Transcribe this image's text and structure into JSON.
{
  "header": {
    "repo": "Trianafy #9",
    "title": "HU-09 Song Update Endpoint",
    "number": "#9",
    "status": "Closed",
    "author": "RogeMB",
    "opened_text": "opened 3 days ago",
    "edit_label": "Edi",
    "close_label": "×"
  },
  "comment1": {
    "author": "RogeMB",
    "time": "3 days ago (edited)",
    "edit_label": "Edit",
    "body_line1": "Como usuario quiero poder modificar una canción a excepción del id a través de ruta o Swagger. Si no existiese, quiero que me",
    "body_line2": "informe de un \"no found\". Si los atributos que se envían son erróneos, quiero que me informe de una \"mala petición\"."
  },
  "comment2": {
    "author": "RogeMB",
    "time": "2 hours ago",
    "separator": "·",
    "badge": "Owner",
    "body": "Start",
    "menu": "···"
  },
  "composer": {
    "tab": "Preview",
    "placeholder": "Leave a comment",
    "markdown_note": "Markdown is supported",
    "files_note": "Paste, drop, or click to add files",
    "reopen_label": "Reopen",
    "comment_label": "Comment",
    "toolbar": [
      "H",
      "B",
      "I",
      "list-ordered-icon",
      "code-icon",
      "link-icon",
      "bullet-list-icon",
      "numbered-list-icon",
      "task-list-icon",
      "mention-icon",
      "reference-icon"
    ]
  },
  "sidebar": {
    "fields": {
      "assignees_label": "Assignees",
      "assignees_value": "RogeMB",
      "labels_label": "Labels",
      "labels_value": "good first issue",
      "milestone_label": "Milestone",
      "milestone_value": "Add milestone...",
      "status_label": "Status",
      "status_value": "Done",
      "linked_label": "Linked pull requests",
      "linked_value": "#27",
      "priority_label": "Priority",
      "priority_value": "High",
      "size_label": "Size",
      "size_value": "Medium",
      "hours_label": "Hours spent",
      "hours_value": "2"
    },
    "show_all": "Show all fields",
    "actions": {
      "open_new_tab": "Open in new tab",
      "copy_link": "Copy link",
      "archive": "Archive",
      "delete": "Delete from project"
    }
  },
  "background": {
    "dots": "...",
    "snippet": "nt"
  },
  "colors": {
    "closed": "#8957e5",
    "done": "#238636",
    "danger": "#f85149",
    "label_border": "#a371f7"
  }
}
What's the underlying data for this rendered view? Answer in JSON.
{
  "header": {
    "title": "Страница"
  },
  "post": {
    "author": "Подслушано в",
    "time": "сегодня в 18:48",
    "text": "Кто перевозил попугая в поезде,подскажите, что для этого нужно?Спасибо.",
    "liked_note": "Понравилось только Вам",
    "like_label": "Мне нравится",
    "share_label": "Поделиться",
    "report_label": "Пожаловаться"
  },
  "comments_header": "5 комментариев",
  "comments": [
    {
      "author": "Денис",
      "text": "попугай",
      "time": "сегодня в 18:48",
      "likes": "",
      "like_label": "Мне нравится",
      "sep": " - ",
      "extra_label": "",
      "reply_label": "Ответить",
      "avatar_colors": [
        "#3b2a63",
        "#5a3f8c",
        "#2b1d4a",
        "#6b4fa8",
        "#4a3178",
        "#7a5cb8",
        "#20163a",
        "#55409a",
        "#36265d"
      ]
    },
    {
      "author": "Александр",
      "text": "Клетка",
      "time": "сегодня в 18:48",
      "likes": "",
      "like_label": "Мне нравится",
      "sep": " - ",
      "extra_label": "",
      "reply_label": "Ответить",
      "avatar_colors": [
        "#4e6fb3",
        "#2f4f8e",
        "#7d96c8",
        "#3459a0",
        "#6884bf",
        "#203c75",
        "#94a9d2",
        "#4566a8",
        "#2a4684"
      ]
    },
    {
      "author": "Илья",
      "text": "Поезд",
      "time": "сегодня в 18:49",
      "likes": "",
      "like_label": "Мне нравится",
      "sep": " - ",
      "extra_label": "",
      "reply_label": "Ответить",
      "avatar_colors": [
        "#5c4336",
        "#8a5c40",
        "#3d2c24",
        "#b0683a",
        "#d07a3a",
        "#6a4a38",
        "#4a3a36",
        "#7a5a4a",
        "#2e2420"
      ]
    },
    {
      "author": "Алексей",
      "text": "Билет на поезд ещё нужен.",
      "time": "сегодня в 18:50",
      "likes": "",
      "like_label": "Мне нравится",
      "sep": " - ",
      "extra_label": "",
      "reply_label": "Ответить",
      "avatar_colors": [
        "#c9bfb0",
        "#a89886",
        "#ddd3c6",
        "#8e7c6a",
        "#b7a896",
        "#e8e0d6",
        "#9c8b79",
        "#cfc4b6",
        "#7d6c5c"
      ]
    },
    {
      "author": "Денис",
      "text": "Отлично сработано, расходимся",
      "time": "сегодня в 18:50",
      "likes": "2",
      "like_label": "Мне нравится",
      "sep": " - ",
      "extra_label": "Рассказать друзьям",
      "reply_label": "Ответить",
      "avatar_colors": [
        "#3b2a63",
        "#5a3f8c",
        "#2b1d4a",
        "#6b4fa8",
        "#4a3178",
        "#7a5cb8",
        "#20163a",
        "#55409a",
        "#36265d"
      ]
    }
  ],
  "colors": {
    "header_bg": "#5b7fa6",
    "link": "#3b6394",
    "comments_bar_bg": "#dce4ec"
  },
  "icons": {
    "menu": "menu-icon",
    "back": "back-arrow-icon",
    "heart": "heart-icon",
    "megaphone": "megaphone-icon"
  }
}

####################

Instruction: The lines above should be duplicated exactly.

Complete output:
Transcribe this image's text and structure into JSON.
{
  "header": {
    "repo": "Trianafy #9",
    "title": "HU-09 Song Update Endpoint",
    "number": "#9",
    "status": "Closed",
    "author": "RogeMB",
    "opened_text": "opened 3 days ago",
    "edit_label": "Edi",
    "close_label": "×"
  },
  "comment1": {
    "author": "RogeMB",
    "time": "3 days ago (edited)",
    "edit_label": "Edit",
    "body_line1": "Como usuario quiero poder modificar una canción a excepción del id a través de ruta o Swagger. Si no existiese, quiero que me",
    "body_line2": "informe de un \"no found\". Si los atributos que se envían son erróneos, quiero que me informe de una \"mala petición\"."
  },
  "comment2": {
    "author": "RogeMB",
    "time": "2 hours ago",
    "separator": "·",
    "badge": "Owner",
    "body": "Start",
    "menu": "···"
  },
  "composer": {
    "tab": "Preview",
    "placeholder": "Leave a comment",
    "markdown_note": "Markdown is supported",
    "files_note": "Paste, drop, or click to add files",
    "reopen_label": "Reopen",
    "comment_label": "Comment",
    "toolbar": [
      "H",
      "B",
      "I",
      "list-ordered-icon",
      "code-icon",
      "link-icon",
      "bullet-list-icon",
      "numbered-list-icon",
      "task-list-icon",
      "mention-icon",
      "reference-icon"
    ]
  },
  "sidebar": {
    "fields": {
      "assignees_label": "Assignees",
      "assignees_value": "RogeMB",
      "labels_label": "Labels",
      "labels_value": "good first issue",
      "milestone_label": "Milestone",
      "milestone_value": "Add milestone...",
      "status_label": "Status",
      "status_value": "Done",
      "linked_label": "Linked pull requests",
      "linked_value": "#27",
      "priority_label": "Priority",
      "priority_value": "High",
      "size_label": "Size",
      "size_value": "Medium",
      "hours_label": "Hours spent",
      "hours_value": "2"
    },
    "show_all": "Show all fields",
    "actions": {
      "open_new_tab": "Open in new tab",
      "copy_link": "Copy link",
      "archive": "Archive",
      "delete": "Delete from project"
    }
  },
  "background": {
    "dots": "...",
    "snippet": "nt"
  },
  "colors": {
    "closed": "#8957e5",
    "done": "#238636",
    "danger": "#f85149",
    "label_border": "#a371f7"
  }
}
What's the underlying data for this rendered view? Answer in JSON.
{
  "header": {
    "title": "Страница"
  },
  "post": {
    "author": "Подслушано в",
    "time": "сегодня в 18:48",
    "text": "Кто перевозил попугая в поезде,подскажите, что для этого нужно?Спасибо.",
    "liked_note": "Понравилось только Вам",
    "like_label": "Мне нравится",
    "share_label": "Поделиться",
    "report_label": "Пожаловаться"
  },
  "comments_header": "5 комментариев",
  "comments": [
    {
      "author": "Денис",
      "text": "попугай",
      "time": "сегодня в 18:48",
      "likes": "",
      "like_label": "Мне нравится",
      "sep": " - ",
      "extra_label": "",
      "reply_label": "Ответить",
      "avatar_colors": [
        "#3b2a63",
        "#5a3f8c",
        "#2b1d4a",
        "#6b4fa8",
        "#4a3178",
        "#7a5cb8",
        "#20163a",
        "#55409a",
        "#36265d"
      ]
    },
    {
      "author": "Александр",
      "text": "Клетка",
      "time": "сегодня в 18:48",
      "likes": "",
      "like_label": "Мне нравится",
      "sep": " - ",
      "extra_label": "",
      "reply_label": "Ответить",
      "avatar_colors": [
        "#4e6fb3",
        "#2f4f8e",
        "#7d96c8",
        "#3459a0",
        "#6884bf",
        "#203c75",
        "#94a9d2",
        "#4566a8",
        "#2a4684"
      ]
    },
    {
      "author": "Илья",
      "text": "Поезд",
      "time": "сегодня в 18:49",
      "likes": "",
      "like_label": "Мне нравится",
      "sep": " - ",
      "extra_label": "",
      "reply_label": "Ответить",
      "avatar_colors": [
        "#5c4336",
        "#8a5c40",
        "#3d2c24",
        "#b0683a",
        "#d07a3a",
        "#6a4a38",
        "#4a3a36",
        "#7a5a4a",
        "#2e2420"
      ]
    },
    {
      "author": "Алексей",
      "text": "Билет на поезд ещё нужен.",
      "time": "сегодня в 18:50",
      "likes": "",
      "like_label": "Мне нравится",
      "sep": " - ",
      "extra_label": "",
      "reply_label": "Ответить",
      "avatar_colors": [
        "#c9bfb0",
        "#a89886",
        "#ddd3c6",
        "#8e7c6a",
        "#b7a896",
        "#e8e0d6",
        "#9c8b79",
        "#cfc4b6",
        "#7d6c5c"
      ]
    },
    {
      "author": "Денис",
      "text": "Отлично сработано, расходимся",
      "time": "сегодня в 18:50",
      "likes": "2",
      "like_label": "Мне нравится",
      "sep": " - ",
      "extra_label": "Рассказать друзьям",
      "reply_label": "Ответить",
      "avatar_colors": [
        "#3b2a63",
        "#5a3f8c",
        "#2b1d4a",
        "#6b4fa8",
        "#4a3178",
        "#7a5cb8",
        "#20163a",
        "#55409a",
        "#36265d"
      ]
    }
  ],
  "colors": {
    "header_bg": "#5b7fa6",
    "link": "#3b6394",
    "comments_bar_bg": "#dce4ec"
  },
  "icons": {
    "menu": "menu-icon",
    "back": "back-arrow-icon",
    "heart": "heart-icon",
    "megaphone": "megaphone-icon"
  }
}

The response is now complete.